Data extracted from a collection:

_ _ _

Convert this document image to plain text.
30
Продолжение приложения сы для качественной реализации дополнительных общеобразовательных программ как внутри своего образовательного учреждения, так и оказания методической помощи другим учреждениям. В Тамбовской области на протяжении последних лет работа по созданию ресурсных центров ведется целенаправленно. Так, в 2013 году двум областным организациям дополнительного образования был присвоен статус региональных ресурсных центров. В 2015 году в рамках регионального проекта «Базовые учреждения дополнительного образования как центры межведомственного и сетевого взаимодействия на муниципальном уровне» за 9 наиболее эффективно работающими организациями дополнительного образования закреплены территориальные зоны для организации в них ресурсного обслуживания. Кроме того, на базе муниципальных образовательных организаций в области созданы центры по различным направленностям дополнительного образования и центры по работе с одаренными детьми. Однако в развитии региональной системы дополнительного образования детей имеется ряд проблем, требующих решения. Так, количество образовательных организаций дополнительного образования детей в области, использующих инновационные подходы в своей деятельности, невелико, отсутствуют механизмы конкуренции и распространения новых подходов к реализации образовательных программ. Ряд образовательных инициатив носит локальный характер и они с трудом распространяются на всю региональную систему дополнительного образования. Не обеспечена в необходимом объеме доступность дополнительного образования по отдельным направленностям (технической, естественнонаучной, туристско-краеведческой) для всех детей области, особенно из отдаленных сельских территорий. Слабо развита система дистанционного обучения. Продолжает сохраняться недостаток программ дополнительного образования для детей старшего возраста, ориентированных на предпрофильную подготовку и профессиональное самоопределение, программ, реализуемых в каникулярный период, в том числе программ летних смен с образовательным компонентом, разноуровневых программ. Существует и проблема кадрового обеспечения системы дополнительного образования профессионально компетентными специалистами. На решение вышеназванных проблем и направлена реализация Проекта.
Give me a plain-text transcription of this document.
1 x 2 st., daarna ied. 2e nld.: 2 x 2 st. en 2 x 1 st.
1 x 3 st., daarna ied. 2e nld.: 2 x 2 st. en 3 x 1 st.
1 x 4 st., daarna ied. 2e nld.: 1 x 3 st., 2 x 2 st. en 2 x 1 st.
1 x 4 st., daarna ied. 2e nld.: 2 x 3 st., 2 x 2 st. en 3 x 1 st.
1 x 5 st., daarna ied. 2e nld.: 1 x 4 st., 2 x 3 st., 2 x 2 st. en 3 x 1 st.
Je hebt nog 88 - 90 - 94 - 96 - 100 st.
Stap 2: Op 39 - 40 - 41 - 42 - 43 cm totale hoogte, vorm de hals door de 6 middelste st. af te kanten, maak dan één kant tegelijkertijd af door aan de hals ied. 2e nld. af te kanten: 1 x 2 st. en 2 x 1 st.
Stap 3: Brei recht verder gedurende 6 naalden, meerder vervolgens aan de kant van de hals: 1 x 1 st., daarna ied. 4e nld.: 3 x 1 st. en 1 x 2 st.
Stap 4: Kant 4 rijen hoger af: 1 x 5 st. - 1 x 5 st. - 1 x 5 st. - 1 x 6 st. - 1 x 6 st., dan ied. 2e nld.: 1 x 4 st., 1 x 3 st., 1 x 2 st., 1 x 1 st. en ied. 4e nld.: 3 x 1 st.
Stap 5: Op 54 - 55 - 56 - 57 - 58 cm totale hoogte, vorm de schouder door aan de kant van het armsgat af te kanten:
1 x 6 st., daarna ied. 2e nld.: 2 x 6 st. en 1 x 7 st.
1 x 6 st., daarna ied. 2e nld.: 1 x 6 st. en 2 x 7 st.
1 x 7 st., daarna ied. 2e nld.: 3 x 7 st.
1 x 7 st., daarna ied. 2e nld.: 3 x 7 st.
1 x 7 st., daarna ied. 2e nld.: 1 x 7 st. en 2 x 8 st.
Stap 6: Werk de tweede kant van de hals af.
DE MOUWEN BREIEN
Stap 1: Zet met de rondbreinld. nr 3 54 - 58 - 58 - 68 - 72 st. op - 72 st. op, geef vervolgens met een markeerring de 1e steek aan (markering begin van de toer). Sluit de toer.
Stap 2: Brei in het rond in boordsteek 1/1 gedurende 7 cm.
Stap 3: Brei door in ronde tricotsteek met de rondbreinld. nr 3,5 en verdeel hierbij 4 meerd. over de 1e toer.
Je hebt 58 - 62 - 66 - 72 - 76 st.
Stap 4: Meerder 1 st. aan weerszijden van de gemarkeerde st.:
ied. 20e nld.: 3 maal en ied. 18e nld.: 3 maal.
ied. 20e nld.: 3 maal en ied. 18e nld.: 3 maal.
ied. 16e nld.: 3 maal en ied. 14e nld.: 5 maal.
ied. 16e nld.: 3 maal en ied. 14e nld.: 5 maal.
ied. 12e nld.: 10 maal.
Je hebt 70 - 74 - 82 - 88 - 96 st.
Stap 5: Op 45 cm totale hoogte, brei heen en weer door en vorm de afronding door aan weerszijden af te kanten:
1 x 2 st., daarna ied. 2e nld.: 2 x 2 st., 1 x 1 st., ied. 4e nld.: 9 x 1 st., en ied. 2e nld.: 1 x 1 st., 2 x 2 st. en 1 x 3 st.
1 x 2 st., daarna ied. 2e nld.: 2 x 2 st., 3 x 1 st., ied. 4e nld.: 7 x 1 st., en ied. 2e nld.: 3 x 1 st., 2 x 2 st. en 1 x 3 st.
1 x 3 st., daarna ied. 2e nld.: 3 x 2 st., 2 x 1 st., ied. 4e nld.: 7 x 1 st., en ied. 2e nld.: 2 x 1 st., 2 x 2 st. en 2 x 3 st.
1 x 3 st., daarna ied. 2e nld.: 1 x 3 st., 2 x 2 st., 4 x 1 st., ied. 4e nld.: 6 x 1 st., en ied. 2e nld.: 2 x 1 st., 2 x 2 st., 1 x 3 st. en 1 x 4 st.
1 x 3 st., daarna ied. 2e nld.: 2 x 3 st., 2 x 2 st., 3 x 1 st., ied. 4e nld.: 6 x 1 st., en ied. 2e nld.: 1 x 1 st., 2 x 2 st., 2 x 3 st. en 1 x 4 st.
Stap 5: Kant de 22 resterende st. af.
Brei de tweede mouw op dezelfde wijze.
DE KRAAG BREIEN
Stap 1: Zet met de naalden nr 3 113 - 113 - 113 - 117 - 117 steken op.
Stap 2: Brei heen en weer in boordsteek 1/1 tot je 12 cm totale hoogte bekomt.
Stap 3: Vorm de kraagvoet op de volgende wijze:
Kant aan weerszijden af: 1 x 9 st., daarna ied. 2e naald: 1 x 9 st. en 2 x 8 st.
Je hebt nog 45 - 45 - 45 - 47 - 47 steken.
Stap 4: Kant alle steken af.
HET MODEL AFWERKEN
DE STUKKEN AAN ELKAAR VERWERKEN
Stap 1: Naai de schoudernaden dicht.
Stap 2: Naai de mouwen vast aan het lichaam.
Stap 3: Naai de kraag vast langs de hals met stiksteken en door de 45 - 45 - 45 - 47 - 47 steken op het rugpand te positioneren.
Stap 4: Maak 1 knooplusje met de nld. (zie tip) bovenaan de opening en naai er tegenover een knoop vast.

_ _ _

▶ _SET PROBLEM_: Extract the data exactly as given.

▶ _SOLUTION TO THE PROBLEM_:
Convert this document image to plain text.
30
Продолжение приложения сы для качественной реализации дополнительных общеобразовательных программ как внутри своего образовательного учреждения, так и оказания методической помощи другим учреждениям. В Тамбовской области на протяжении последних лет работа по созданию ресурсных центров ведется целенаправленно. Так, в 2013 году двум областным организациям дополнительного образования был присвоен статус региональных ресурсных центров. В 2015 году в рамках регионального проекта «Базовые учреждения дополнительного образования как центры межведомственного и сетевого взаимодействия на муниципальном уровне» за 9 наиболее эффективно работающими организациями дополнительного образования закреплены территориальные зоны для организации в них ресурсного обслуживания. Кроме того, на базе муниципальных образовательных организаций в области созданы центры по различным направленностям дополнительного образования и центры по работе с одаренными детьми. Однако в развитии региональной системы дополнительного образования детей имеется ряд проблем, требующих решения. Так, количество образовательных организаций дополнительного образования детей в области, использующих инновационные подходы в своей деятельности, невелико, отсутствуют механизмы конкуренции и распространения новых подходов к реализации образовательных программ. Ряд образовательных инициатив носит локальный характер и они с трудом распространяются на всю региональную систему дополнительного образования. Не обеспечена в необходимом объеме доступность дополнительного образования по отдельным направленностям (технической, естественнонаучной, туристско-краеведческой) для всех детей области, особенно из отдаленных сельских территорий. Слабо развита система дистанционного обучения. Продолжает сохраняться недостаток программ дополнительного образования для детей старшего возраста, ориентированных на предпрофильную подготовку и профессиональное самоопределение, программ, реализуемых в каникулярный период, в том числе программ летних смен с образовательным компонентом, разноуровневых программ. Существует и проблема кадрового обеспечения системы дополнительного образования профессионально компетентными специалистами. На решение вышеназванных проблем и направлена реализация Проекта.
Give me a plain-text transcription of this document.
1 x 2 st., daarna ied. 2e nld.: 2 x 2 st. en 2 x 1 st.
1 x 3 st., daarna ied. 2e nld.: 2 x 2 st. en 3 x 1 st.
1 x 4 st., daarna ied. 2e nld.: 1 x 3 st., 2 x 2 st. en 2 x 1 st.
1 x 4 st., daarna ied. 2e nld.: 2 x 3 st., 2 x 2 st. en 3 x 1 st.
1 x 5 st., daarna ied. 2e nld.: 1 x 4 st., 2 x 3 st., 2 x 2 st. en 3 x 1 st.
Je hebt nog 88 - 90 - 94 - 96 - 100 st.
Stap 2: Op 39 - 40 - 41 - 42 - 43 cm totale hoogte, vorm de hals door de 6 middelste st. af te kanten, maak dan één kant tegelijkertijd af door aan de hals ied. 2e nld. af te kanten: 1 x 2 st. en 2 x 1 st.
Stap 3: Brei recht verder gedurende 6 naalden, meerder vervolgens aan de kant van de hals: 1 x 1 st., daarna ied. 4e nld.: 3 x 1 st. en 1 x 2 st.
Stap 4: Kant 4 rijen hoger af: 1 x 5 st. - 1 x 5 st. - 1 x 5 st. - 1 x 6 st. - 1 x 6 st., dan ied. 2e nld.: 1 x 4 st., 1 x 3 st., 1 x 2 st., 1 x 1 st. en ied. 4e nld.: 3 x 1 st.
Stap 5: Op 54 - 55 - 56 - 57 - 58 cm totale hoogte, vorm de schouder door aan de kant van het armsgat af te kanten:
1 x 6 st., daarna ied. 2e nld.: 2 x 6 st. en 1 x 7 st.
1 x 6 st., daarna ied. 2e nld.: 1 x 6 st. en 2 x 7 st.
1 x 7 st., daarna ied. 2e nld.: 3 x 7 st.
1 x 7 st., daarna ied. 2e nld.: 3 x 7 st.
1 x 7 st., daarna ied. 2e nld.: 1 x 7 st. en 2 x 8 st.
Stap 6: Werk de tweede kant van de hals af.
DE MOUWEN BREIEN
Stap 1: Zet met de rondbreinld. nr 3 54 - 58 - 58 - 68 - 72 st. op - 72 st. op, geef vervolgens met een markeerring de 1e steek aan (markering begin van de toer). Sluit de toer.
Stap 2: Brei in het rond in boordsteek 1/1 gedurende 7 cm.
Stap 3: Brei door in ronde tricotsteek met de rondbreinld. nr 3,5 en verdeel hierbij 4 meerd. over de 1e toer.
Je hebt 58 - 62 - 66 - 72 - 76 st.
Stap 4: Meerder 1 st. aan weerszijden van de gemarkeerde st.:
ied. 20e nld.: 3 maal en ied. 18e nld.: 3 maal.
ied. 20e nld.: 3 maal en ied. 18e nld.: 3 maal.
ied. 16e nld.: 3 maal en ied. 14e nld.: 5 maal.
ied. 16e nld.: 3 maal en ied. 14e nld.: 5 maal.
ied. 12e nld.: 10 maal.
Je hebt 70 - 74 - 82 - 88 - 96 st.
Stap 5: Op 45 cm totale hoogte, brei heen en weer door en vorm de afronding door aan weerszijden af te kanten:
1 x 2 st., daarna ied. 2e nld.: 2 x 2 st., 1 x 1 st., ied. 4e nld.: 9 x 1 st., en ied. 2e nld.: 1 x 1 st., 2 x 2 st. en 1 x 3 st.
1 x 2 st., daarna ied. 2e nld.: 2 x 2 st., 3 x 1 st., ied. 4e nld.: 7 x 1 st., en ied. 2e nld.: 3 x 1 st., 2 x 2 st. en 1 x 3 st.
1 x 3 st., daarna ied. 2e nld.: 3 x 2 st., 2 x 1 st., ied. 4e nld.: 7 x 1 st., en ied. 2e nld.: 2 x 1 st., 2 x 2 st. en 2 x 3 st.
1 x 3 st., daarna ied. 2e nld.: 1 x 3 st., 2 x 2 st., 4 x 1 st., ied. 4e nld.: 6 x 1 st., en ied. 2e nld.: 2 x 1 st., 2 x 2 st., 1 x 3 st. en 1 x 4 st.
1 x 3 st., daarna ied. 2e nld.: 2 x 3 st., 2 x 2 st., 3 x 1 st., ied. 4e nld.: 6 x 1 st., en ied. 2e nld.: 1 x 1 st., 2 x 2 st., 2 x 3 st. en 1 x 4 st.
Stap 5: Kant de 22 resterende st. af.
Brei de tweede mouw op dezelfde wijze.
DE KRAAG BREIEN
Stap 1: Zet met de naalden nr 3 113 - 113 - 113 - 117 - 117 steken op.
Stap 2: Brei heen en weer in boordsteek 1/1 tot je 12 cm totale hoogte bekomt.
Stap 3: Vorm de kraagvoet op de volgende wijze:
Kant aan weerszijden af: 1 x 9 st., daarna ied. 2e naald: 1 x 9 st. en 2 x 8 st.
Je hebt nog 45 - 45 - 45 - 47 - 47 steken.
Stap 4: Kant alle steken af.
HET MODEL AFWERKEN
DE STUKKEN AAN ELKAAR VERWERKEN
Stap 1: Naai de schoudernaden dicht.
Stap 2: Naai de mouwen vast aan het lichaam.
Stap 3: Naai de kraag vast langs de hals met stiksteken en door de 45 - 45 - 45 - 47 - 47 steken op het rugpand te positioneren.
Stap 4: Maak 1 knooplusje met de nld. (zie tip) bovenaan de opening en naai er tegenover een knoop vast.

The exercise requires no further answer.